*DO THIS*:
Each line below is to be written out in full, exactly as shown.

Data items
=======
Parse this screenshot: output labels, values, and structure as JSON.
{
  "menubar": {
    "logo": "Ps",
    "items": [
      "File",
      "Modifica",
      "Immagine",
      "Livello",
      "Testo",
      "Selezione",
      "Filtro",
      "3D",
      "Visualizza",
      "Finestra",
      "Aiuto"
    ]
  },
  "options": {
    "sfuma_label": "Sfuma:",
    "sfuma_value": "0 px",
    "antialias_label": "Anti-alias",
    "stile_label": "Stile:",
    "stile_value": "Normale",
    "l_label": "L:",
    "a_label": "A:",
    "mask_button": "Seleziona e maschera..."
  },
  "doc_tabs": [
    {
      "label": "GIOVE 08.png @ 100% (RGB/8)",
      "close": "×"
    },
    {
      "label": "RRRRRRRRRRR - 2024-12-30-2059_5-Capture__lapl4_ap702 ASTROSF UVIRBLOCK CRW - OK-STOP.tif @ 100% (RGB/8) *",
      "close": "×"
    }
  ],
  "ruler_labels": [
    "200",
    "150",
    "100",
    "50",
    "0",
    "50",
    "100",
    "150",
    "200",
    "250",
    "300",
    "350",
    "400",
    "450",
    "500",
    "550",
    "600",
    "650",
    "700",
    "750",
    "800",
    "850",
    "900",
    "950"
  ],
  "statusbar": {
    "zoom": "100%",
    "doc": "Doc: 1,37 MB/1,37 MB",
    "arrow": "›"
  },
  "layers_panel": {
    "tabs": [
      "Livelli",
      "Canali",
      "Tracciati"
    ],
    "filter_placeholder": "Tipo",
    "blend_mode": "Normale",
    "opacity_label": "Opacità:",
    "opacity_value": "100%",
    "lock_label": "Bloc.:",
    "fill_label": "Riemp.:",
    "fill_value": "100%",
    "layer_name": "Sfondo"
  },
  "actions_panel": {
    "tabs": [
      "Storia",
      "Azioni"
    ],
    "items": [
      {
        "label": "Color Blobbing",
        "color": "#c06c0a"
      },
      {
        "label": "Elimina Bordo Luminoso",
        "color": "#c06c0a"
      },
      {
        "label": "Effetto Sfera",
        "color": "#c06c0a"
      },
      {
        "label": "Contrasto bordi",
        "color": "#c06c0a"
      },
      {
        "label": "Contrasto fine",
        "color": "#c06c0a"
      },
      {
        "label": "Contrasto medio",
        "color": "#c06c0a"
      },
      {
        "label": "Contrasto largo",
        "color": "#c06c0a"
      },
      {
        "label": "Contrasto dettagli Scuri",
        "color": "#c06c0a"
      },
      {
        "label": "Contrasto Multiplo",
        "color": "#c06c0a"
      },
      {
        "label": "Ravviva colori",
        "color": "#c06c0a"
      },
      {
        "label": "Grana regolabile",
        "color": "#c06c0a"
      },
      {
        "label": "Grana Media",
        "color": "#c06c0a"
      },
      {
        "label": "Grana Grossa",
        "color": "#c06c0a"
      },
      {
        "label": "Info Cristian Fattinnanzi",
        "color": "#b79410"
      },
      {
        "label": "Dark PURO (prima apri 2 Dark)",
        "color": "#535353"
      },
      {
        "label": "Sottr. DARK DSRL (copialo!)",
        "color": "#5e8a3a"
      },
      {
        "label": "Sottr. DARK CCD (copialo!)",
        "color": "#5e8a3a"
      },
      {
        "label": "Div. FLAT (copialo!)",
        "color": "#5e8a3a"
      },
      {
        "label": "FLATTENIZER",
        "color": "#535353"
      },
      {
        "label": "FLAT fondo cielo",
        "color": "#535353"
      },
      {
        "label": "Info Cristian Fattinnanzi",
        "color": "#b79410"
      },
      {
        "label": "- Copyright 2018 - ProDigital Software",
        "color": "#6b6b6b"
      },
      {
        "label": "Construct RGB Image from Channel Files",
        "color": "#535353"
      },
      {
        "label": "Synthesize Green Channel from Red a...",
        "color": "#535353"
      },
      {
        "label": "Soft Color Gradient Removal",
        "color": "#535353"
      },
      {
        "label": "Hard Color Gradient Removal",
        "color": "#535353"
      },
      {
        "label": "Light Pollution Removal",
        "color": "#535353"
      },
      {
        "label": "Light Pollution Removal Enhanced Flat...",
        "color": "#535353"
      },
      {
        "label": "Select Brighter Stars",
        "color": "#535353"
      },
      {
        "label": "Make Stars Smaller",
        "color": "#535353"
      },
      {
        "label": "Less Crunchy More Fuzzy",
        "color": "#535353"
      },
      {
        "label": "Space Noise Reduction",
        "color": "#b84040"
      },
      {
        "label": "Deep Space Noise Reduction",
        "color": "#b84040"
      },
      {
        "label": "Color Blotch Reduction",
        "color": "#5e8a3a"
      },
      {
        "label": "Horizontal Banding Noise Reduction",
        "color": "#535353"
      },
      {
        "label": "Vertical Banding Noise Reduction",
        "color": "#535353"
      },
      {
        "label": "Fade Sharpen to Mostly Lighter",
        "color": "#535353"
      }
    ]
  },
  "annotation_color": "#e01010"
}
=======
*WORKED SOLUTION*:
Parse this screenshot: output labels, values, and structure as JSON.
{
  "menubar": {
    "logo": "Ps",
    "items": [
      "File",
      "Modifica",
      "Immagine",
      "Livello",
      "Testo",
      "Selezione",
      "Filtro",
      "3D",
      "Visualizza",
      "Finestra",
      "Aiuto"
    ]
  },
  "options": {
    "sfuma_label": "Sfuma:",
    "sfuma_value": "0 px",
    "antialias_label": "Anti-alias",
    "stile_label": "Stile:",
    "stile_value": "Normale",
    "l_label": "L:",
    "a_label": "A:",
    "mask_button": "Seleziona e maschera..."
  },
  "doc_tabs": [
    {
      "label": "GIOVE 08.png @ 100% (RGB/8)",
      "close": "×"
    },
    {
      "label": "RRRRRRRRRRR - 2024-12-30-2059_5-Capture__lapl4_ap702 ASTROSF UVIRBLOCK CRW - OK-STOP.tif @ 100% (RGB/8) *",
      "close": "×"
    }
  ],
  "ruler_labels": [
    "200",
    "150",
    "100",
    "50",
    "0",
    "50",
    "100",
    "150",
    "200",
    "250",
    "300",
    "350",
    "400",
    "450",
    "500",
    "550",
    "600",
    "650",
    "700",
    "750",
    "800",
    "850",
    "900",
    "950"
  ],
  "statusbar": {
    "zoom": "100%",
    "doc": "Doc: 1,37 MB/1,37 MB",
    "arrow": "›"
  },
  "layers_panel": {
    "tabs": [
      "Livelli",
      "Canali",
      "Tracciati"
    ],
    "filter_placeholder": "Tipo",
    "blend_mode": "Normale",
    "opacity_label": "Opacità:",
    "opacity_value": "100%",
    "lock_label": "Bloc.:",
    "fill_label": "Riemp.:",
    "fill_value": "100%",
    "layer_name": "Sfondo"
  },
  "actions_panel": {
    "tabs": [
      "Storia",
      "Azioni"
    ],
    "items": [
      {
        "label": "Color Blobbing",
        "color": "#c06c0a"
      },
      {
        "label": "Elimina Bordo Luminoso",
        "color": "#c06c0a"
      },
      {
        "label": "Effetto Sfera",
        "color": "#c06c0a"
      },
      {
        "label": "Contrasto bordi",
        "color": "#c06c0a"
      },
      {
        "label": "Contrasto fine",
        "color": "#c06c0a"
      },
      {
        "label": "Contrasto medio",
        "color": "#c06c0a"
      },
      {
        "label": "Contrasto largo",
        "color": "#c06c0a"
      },
      {
        "label": "Contrasto dettagli Scuri",
        "color": "#c06c0a"
      },
      {
        "label": "Contrasto Multiplo",
        "color": "#c06c0a"
      },
      {
        "label": "Ravviva colori",
        "color": "#c06c0a"
      },
      {
        "label": "Grana regolabile",
        "color": "#c06c0a"
      },
      {
        "label": "Grana Media",
        "color": "#c06c0a"
      },
      {
        "label": "Grana Grossa",
        "color": "#c06c0a"
      },
      {
        "label": "Info Cristian Fattinnanzi",
        "color": "#b79410"
      },
      {
        "label": "Dark PURO (prima apri 2 Dark)",
        "color": "#535353"
      },
      {
        "label": "Sottr. DARK DSRL (copialo!)",
        "color": "#5e8a3a"
      },
      {
        "label": "Sottr. DARK CCD (copialo!)",
        "color": "#5e8a3a"
      },
      {
        "label": "Div. FLAT (copialo!)",
        "color": "#5e8a3a"
      },
      {
        "label": "FLATTENIZER",
        "color": "#535353"
      },
      {
        "label": "FLAT fondo cielo",
        "color": "#535353"
      },
      {
        "label": "Info Cristian Fattinnanzi",
        "color": "#b79410"
      },
      {
        "label": "- Copyright 2018 - ProDigital Software",
        "color": "#6b6b6b"
      },
      {
        "label": "Construct RGB Image from Channel Files",
        "color": "#535353"
      },
      {
        "label": "Synthesize Green Channel from Red a...",
        "color": "#535353"
      },
      {
        "label": "Soft Color Gradient Removal",
        "color": "#535353"
      },
      {
        "label": "Hard Color Gradient Removal",
        "color": "#535353"
      },
      {
        "label": "Light Pollution Removal",
        "color": "#535353"
      },
      {
        "label": "Light Pollution Removal Enhanced Flat...",
        "color": "#535353"
      },
      {
        "label": "Select Brighter Stars",
        "color": "#535353"
      },
      {
        "label": "Make Stars Smaller",
        "color": "#535353"
      },
      {
        "label": "Less Crunchy More Fuzzy",
        "color": "#535353"
      },
      {
        "label": "Space Noise Reduction",
        "color": "#b84040"
      },
      {
        "label": "Deep Space Noise Reduction",
        "color": "#b84040"
      },
      {
        "label": "Color Blotch Reduction",
        "color": "#5e8a3a"
      },
      {
        "label": "Horizontal Banding Noise Reduction",
        "color": "#535353"
      },
      {
        "label": "Vertical Banding Noise Reduction",
        "color": "#535353"
      },
      {
        "label": "Fade Sharpen to Mostly Lighter",
        "color": "#535353"
      }
    ]
  },
  "annotation_color": "#e01010"
}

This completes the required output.